▶ GIVEN PROBLEM: Go through the entries below and collect each line with the string "voltage" in it.

Records
========================================

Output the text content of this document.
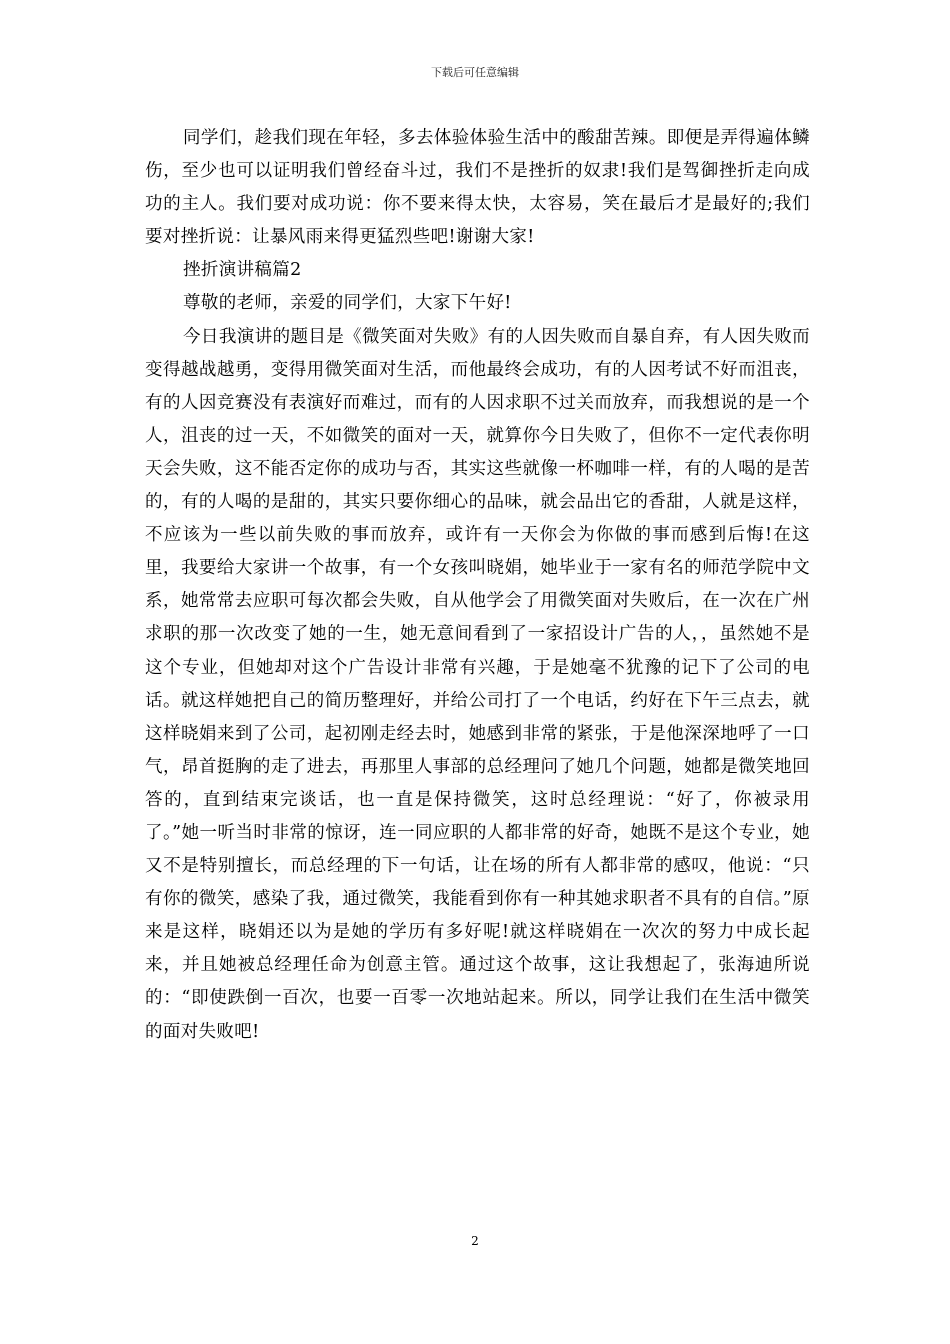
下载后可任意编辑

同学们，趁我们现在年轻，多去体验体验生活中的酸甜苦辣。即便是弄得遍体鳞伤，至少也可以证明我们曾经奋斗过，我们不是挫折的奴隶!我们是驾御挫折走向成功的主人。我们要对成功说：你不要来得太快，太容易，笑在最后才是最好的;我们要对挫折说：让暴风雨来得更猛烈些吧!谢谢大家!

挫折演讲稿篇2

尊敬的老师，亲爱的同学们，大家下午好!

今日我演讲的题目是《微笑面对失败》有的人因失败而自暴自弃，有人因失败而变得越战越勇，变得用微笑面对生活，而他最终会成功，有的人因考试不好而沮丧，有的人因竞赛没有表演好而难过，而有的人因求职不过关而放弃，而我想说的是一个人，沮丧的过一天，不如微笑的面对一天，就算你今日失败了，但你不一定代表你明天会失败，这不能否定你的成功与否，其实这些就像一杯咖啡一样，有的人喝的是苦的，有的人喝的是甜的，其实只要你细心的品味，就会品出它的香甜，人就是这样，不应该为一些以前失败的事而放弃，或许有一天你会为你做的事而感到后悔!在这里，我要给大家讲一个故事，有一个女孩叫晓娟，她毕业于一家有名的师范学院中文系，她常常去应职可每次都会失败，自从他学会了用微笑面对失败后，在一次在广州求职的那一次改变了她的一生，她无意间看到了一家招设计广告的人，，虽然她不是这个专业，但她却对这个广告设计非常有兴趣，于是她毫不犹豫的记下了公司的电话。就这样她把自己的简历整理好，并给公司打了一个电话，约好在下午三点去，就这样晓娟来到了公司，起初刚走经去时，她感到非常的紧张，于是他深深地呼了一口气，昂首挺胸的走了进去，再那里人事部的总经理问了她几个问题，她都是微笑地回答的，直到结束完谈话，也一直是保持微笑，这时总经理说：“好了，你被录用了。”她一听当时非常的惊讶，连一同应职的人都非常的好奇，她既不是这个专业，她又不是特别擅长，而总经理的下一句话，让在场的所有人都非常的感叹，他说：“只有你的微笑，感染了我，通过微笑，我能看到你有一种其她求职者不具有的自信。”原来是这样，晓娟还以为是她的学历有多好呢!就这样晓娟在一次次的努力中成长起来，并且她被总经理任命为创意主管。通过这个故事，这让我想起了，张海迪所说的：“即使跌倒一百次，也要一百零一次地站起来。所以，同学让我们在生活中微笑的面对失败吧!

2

========================================

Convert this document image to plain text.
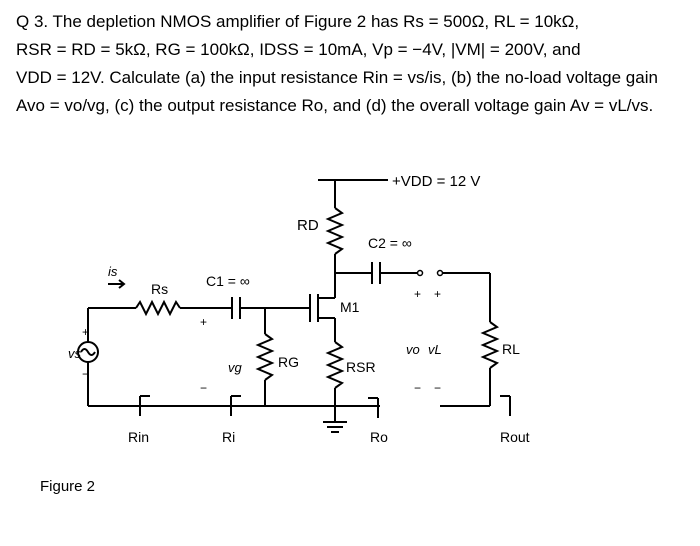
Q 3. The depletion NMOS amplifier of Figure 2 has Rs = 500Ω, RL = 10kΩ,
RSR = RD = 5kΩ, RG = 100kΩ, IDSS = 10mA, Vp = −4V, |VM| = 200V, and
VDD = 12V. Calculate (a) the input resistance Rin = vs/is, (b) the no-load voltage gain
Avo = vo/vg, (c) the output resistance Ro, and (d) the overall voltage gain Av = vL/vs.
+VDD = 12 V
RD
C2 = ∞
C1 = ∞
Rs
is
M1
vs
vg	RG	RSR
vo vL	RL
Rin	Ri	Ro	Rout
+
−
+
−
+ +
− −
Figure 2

========================================

▶ OUTPUT FOR THIS EXERCISE:
VDD = 12V. Calculate (a) the input resistance Rin = vs/is, (b) the no-load voltage gain
Avo = vo/vg, (c) the output resistance Ro, and (d) the overall voltage gain Av = vL/vs.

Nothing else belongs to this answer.